* Stored rows
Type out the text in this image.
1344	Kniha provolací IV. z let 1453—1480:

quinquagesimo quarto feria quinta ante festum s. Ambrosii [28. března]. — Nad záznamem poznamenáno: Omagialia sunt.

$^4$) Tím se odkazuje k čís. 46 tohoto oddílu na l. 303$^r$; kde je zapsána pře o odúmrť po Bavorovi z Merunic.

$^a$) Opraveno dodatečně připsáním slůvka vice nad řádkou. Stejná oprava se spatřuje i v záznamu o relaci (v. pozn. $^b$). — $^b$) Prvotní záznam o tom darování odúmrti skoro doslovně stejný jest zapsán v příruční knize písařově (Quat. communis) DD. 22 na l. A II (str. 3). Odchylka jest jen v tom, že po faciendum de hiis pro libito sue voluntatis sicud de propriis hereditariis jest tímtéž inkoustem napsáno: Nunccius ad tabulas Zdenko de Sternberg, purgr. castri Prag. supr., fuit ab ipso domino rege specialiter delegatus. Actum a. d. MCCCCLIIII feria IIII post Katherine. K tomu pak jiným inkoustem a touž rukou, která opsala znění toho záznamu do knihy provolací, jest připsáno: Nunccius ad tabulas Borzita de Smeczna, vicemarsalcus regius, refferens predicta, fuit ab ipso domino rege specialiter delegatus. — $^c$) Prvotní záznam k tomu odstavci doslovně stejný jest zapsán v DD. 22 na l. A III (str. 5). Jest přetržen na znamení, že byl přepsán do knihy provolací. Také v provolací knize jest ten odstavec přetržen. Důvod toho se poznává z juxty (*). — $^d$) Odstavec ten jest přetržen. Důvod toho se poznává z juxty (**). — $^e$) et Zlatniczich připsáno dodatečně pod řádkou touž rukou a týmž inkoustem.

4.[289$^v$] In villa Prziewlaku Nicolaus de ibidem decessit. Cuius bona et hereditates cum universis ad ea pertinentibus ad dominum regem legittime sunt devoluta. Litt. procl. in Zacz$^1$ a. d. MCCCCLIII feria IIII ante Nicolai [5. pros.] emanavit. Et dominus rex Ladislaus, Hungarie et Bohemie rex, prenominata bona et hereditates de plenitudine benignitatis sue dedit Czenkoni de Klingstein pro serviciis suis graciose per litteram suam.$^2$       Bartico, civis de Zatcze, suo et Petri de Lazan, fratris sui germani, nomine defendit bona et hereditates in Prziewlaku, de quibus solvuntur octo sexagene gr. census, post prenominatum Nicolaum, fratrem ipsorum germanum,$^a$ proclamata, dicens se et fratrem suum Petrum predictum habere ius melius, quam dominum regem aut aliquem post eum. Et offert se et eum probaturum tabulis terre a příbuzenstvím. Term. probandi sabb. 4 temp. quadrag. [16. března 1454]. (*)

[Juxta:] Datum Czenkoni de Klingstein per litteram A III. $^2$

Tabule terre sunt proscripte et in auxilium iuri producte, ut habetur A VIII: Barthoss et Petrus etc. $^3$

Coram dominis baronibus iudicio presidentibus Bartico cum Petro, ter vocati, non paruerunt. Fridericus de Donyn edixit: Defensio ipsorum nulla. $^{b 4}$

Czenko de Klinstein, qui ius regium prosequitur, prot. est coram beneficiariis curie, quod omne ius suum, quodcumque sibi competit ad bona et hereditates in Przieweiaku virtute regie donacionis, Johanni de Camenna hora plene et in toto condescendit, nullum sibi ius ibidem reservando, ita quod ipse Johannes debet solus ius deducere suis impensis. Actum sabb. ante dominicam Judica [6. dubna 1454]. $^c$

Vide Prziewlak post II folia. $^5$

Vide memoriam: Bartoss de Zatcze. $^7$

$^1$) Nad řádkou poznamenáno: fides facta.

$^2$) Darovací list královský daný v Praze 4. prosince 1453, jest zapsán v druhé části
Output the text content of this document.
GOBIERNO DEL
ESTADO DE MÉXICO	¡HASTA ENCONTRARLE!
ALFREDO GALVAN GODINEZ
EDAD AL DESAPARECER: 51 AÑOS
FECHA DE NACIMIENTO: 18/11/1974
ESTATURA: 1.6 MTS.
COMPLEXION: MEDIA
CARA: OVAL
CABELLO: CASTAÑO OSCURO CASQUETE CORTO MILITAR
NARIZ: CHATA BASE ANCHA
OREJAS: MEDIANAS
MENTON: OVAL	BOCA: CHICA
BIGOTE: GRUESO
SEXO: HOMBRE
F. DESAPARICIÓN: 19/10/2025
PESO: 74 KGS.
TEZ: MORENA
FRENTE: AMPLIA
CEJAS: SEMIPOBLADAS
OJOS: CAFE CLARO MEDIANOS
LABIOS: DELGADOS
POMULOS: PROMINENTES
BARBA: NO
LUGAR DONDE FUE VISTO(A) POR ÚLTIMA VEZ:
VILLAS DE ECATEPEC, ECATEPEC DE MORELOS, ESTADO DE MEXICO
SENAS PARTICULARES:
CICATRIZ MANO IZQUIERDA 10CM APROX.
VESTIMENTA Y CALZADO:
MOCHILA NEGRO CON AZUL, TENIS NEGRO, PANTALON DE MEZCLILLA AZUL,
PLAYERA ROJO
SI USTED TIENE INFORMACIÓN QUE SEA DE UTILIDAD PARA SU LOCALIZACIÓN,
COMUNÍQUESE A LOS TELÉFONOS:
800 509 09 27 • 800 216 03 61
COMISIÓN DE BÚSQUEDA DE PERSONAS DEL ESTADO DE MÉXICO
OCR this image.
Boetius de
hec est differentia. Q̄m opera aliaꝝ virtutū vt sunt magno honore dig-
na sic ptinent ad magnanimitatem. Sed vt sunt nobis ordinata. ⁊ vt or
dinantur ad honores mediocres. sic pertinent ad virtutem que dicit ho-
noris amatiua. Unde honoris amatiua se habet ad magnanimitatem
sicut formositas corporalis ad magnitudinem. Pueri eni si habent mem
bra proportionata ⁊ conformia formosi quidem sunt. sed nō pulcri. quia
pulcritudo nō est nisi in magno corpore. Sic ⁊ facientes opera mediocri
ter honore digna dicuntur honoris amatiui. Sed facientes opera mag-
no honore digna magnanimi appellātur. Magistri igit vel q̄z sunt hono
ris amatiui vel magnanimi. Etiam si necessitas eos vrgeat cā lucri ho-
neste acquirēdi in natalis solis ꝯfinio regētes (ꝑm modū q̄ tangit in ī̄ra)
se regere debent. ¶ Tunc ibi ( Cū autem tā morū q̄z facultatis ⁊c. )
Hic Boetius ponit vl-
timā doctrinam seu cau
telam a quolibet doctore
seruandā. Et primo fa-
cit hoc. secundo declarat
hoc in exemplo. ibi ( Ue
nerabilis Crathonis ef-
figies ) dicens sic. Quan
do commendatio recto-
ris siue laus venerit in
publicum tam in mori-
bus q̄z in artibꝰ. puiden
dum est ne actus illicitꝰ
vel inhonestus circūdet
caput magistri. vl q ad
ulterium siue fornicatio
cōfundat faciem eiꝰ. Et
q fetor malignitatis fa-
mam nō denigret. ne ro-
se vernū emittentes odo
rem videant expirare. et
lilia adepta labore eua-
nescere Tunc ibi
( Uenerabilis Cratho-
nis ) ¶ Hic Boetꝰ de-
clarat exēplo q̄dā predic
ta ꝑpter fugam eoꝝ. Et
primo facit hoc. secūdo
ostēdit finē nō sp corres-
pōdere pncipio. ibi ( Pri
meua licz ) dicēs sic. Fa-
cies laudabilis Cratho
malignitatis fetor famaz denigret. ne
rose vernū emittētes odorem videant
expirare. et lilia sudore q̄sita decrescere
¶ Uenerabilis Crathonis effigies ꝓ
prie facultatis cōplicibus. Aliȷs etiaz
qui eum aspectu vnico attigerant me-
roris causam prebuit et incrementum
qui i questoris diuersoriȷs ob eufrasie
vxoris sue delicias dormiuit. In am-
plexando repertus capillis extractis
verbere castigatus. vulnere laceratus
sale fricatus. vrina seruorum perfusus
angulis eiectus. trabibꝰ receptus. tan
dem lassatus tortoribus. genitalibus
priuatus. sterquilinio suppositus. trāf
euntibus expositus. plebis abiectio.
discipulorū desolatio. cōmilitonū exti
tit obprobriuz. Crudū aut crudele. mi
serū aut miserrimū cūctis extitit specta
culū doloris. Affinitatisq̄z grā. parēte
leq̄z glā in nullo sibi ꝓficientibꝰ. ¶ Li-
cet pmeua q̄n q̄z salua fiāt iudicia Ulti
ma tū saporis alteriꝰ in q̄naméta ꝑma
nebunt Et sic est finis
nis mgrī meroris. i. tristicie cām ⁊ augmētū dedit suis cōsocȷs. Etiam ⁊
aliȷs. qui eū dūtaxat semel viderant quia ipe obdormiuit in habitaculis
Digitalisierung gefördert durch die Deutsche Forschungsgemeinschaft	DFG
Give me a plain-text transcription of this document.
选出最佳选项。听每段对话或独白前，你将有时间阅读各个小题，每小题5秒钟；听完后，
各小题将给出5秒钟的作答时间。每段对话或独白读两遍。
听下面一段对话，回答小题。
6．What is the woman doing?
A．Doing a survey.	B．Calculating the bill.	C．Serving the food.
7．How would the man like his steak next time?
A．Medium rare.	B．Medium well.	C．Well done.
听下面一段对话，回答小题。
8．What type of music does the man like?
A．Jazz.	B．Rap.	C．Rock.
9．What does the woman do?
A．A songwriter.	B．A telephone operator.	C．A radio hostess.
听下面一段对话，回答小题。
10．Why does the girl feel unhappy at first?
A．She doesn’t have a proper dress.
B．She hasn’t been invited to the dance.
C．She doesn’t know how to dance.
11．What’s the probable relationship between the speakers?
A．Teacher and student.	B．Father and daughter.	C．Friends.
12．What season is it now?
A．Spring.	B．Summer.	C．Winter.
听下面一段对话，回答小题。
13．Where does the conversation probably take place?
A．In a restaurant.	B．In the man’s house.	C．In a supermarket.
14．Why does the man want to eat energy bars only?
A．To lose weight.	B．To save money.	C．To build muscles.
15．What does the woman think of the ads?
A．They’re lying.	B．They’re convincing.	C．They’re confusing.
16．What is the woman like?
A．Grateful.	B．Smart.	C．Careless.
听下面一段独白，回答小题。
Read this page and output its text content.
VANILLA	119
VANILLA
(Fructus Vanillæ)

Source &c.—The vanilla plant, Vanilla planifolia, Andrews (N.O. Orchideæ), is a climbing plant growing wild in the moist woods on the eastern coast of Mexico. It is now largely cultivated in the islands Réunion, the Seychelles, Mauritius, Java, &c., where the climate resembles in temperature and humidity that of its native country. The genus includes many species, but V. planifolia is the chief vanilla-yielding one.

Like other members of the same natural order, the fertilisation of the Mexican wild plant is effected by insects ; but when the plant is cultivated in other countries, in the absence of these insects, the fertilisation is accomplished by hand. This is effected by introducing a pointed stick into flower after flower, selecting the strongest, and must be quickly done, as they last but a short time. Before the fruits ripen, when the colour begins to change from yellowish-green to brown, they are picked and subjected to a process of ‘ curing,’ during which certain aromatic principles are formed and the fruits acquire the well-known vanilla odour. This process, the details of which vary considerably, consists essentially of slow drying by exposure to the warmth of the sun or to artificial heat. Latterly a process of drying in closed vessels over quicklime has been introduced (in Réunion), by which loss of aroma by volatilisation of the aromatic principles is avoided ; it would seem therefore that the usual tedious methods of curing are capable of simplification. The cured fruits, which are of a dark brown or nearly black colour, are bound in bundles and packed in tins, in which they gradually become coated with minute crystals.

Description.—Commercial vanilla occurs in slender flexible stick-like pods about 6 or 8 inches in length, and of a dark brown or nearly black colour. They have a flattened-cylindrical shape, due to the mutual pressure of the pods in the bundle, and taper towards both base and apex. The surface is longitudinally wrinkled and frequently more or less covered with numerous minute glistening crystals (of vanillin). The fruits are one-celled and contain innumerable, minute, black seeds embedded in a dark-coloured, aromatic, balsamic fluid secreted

* Exercise aim
Show all lines in the entries above where the word "What" appears.

* Written solution
6．What is the woman doing?
8．What type of music does the man like?
9．What does the woman do?
11．What’s the probable relationship between the speakers?
12．What season is it now?
15．What does the woman think of the ads?
16．What is the woman like?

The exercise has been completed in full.